> **What you have to do**
Keep the pictures out and restate every record exactly.

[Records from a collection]
========

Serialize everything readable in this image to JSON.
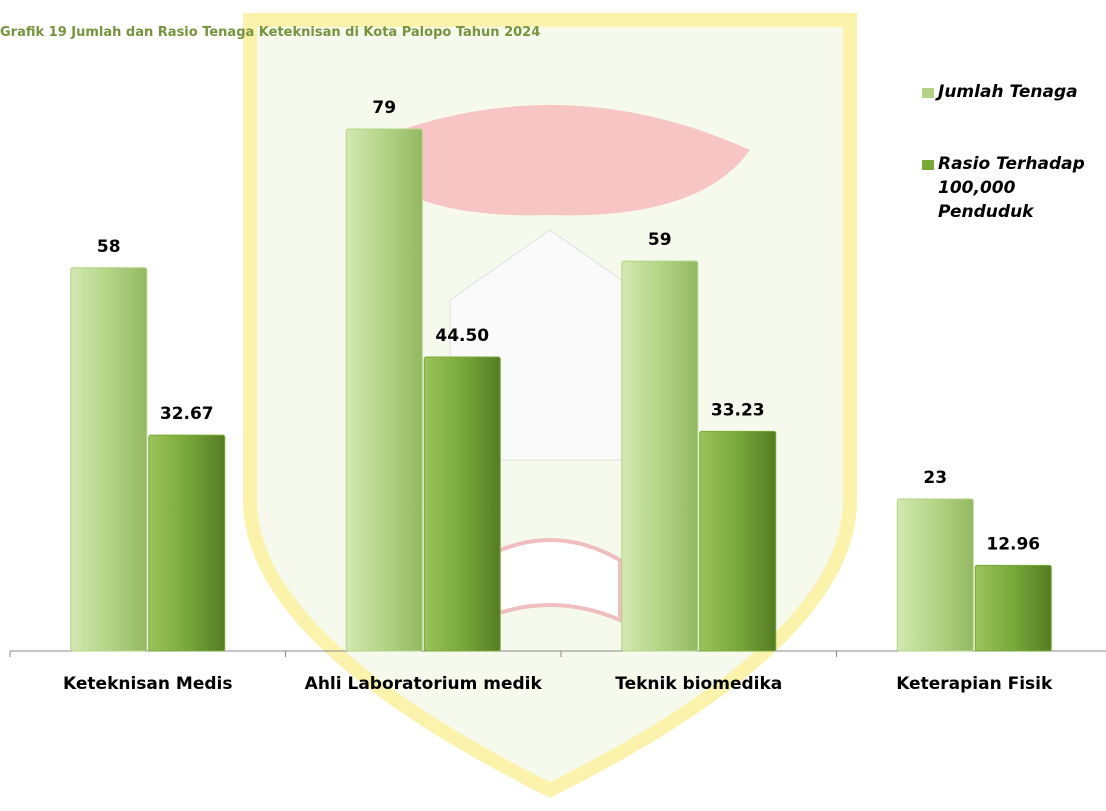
{
  "chart_data": {
    "type": "bar",
    "title": "Grafik 19 Jumlah dan Rasio Tenaga Keteknisan di Kota Palopo Tahun 2024",
    "categories": [
      "Keteknisan Medis",
      "Ahli Laboratorium medik",
      "Teknik biomedika",
      "Keterapian Fisik"
    ],
    "series": [
      {
        "name": "Jumlah Tenaga",
        "color": "#b3d486",
        "values": [
          58,
          79,
          59,
          23
        ]
      },
      {
        "name": "Rasio Terhadap 100,000 Penduduk",
        "color": "#78a83a",
        "values": [
          32.67,
          44.5,
          33.23,
          12.96
        ],
        "value_labels": [
          "32.67",
          "44.50",
          "33.23",
          "12.96"
        ]
      }
    ],
    "legend": "top-right"
  }
}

========

> **Exercise result**
Serialize everything readable in this image to JSON.
{
  "chart_data": {
    "type": "bar",
    "title": "Grafik 19 Jumlah dan Rasio Tenaga Keteknisan di Kota Palopo Tahun 2024",
    "categories": [
      "Keteknisan Medis",
      "Ahli Laboratorium medik",
      "Teknik biomedika",
      "Keterapian Fisik"
    ],
    "series": [
      {
        "name": "Jumlah Tenaga",
        "color": "#b3d486",
        "values": [
          58,
          79,
          59,
          23
        ]
      },
      {
        "name": "Rasio Terhadap 100,000 Penduduk",
        "color": "#78a83a",
        "values": [
          32.67,
          44.5,
          33.23,
          12.96
        ],
        "value_labels": [
          "32.67",
          "44.50",
          "33.23",
          "12.96"
        ]
      }
    ],
    "legend": "top-right"
  }
}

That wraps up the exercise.